** Your objective **
Reproduce every entry exactly and leave its pictures out.

** Data for this task **
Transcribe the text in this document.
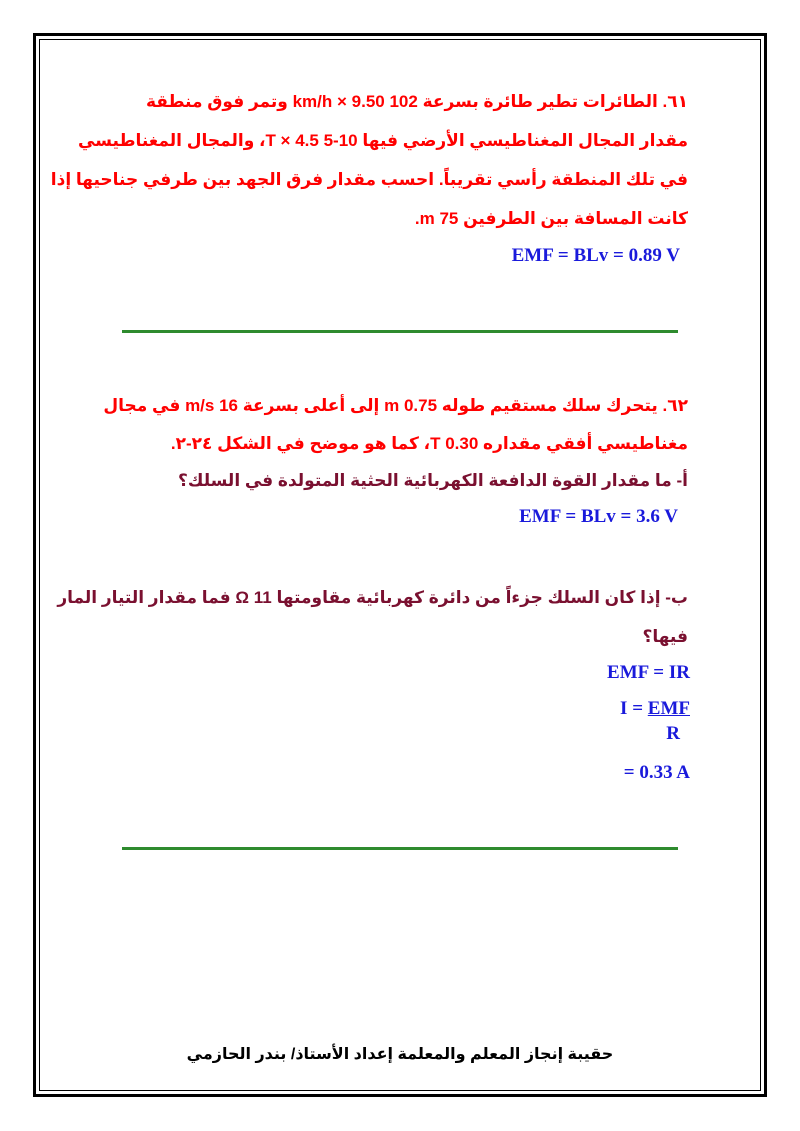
٦١. الطائرات تطير طائرة بسرعة 102 km/h × 9.50 وتمر فوق منطقة
مقدار المجال المغناطيسي الأرضي فيها 10-5 T × 4.5، والمجال المغناطيسي
في تلك المنطقة رأسي تقريباً. احسب مقدار فرق الجهد بين طرفي جناحيها إذا
كانت المسافة بين الطرفين 75 m.
EMF = BLv = 0.89 V
٦٢. يتحرك سلك مستقيم طوله 0.75 m إلى أعلى بسرعة 16 m/s في مجال
مغناطيسي أفقي مقداره 0.30 T، كما هو موضح في الشكل ٢٤-٢.
أ- ما مقدار القوة الدافعة الكهربائية الحثية المتولدة في السلك؟
EMF = BLv = 3.6 V
ب- إذا كان السلك جزءاً من دائرة كهربائية مقاومتها 11 Ω فما مقدار التيار المار
فيها؟
EMF = IR
I = EMF
R
= 0.33 A
حقيبة إنجاز المعلم والمعلمة إعداد الأستاذ/ بندر الحازمي
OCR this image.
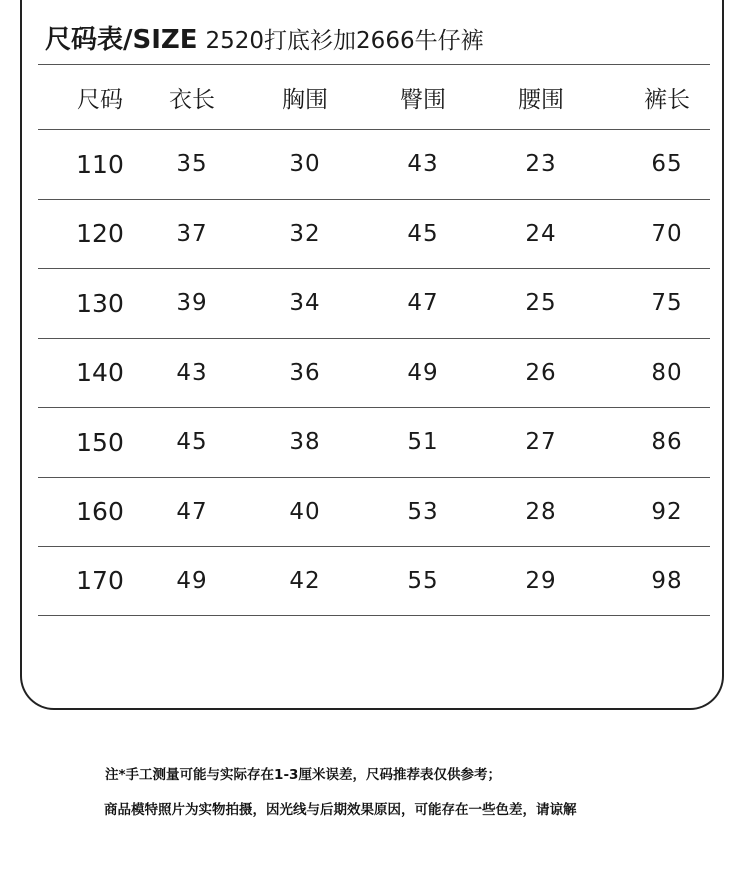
尺码表/SIZE 2520打底衫加2666牛仔裤
尺码	衣长	胸围	臀围	腰围	裤长
110	35	30	43	23	65
120	37	32	45	24	70
130	39	34	47	25	75
140	43	36	49	26	80
150	45	38	51	27	86
160	47	40	53	28	92
170	49	42	55	29	98
注*手工测量可能与实际存在1-3厘米误差，尺码推荐表仅供参考；
商品模特照片为实物拍摄，因光线与后期效果原因，可能存在一些色差，请谅解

** Output below **
Transcribe the text in this document.
٦١. الطائرات تطير طائرة بسرعة 102 km/h × 9.50 وتمر فوق منطقة
مقدار المجال المغناطيسي الأرضي فيها 10-5 T × 4.5، والمجال المغناطيسي
في تلك المنطقة رأسي تقريباً. احسب مقدار فرق الجهد بين طرفي جناحيها إذا
كانت المسافة بين الطرفين 75 m.
EMF = BLv = 0.89 V
٦٢. يتحرك سلك مستقيم طوله 0.75 m إلى أعلى بسرعة 16 m/s في مجال
مغناطيسي أفقي مقداره 0.30 T، كما هو موضح في الشكل ٢٤-٢.
أ- ما مقدار القوة الدافعة الكهربائية الحثية المتولدة في السلك؟
EMF = BLv = 3.6 V
ب- إذا كان السلك جزءاً من دائرة كهربائية مقاومتها 11 Ω فما مقدار التيار المار
فيها؟
EMF = IR
I = EMF
R
= 0.33 A
حقيبة إنجاز المعلم والمعلمة إعداد الأستاذ/ بندر الحازمي
OCR this image.
尺码表/SIZE 2520打底衫加2666牛仔裤
尺码	衣长	胸围	臀围	腰围	裤长
110	35	30	43	23	65
120	37	32	45	24	70
130	39	34	47	25	75
140	43	36	49	26	80
150	45	38	51	27	86
160	47	40	53	28	92
170	49	42	55	29	98
注*手工测量可能与实际存在1-3厘米误差，尺码推荐表仅供参考；
商品模特照片为实物拍摄，因光线与后期效果原因，可能存在一些色差，请谅解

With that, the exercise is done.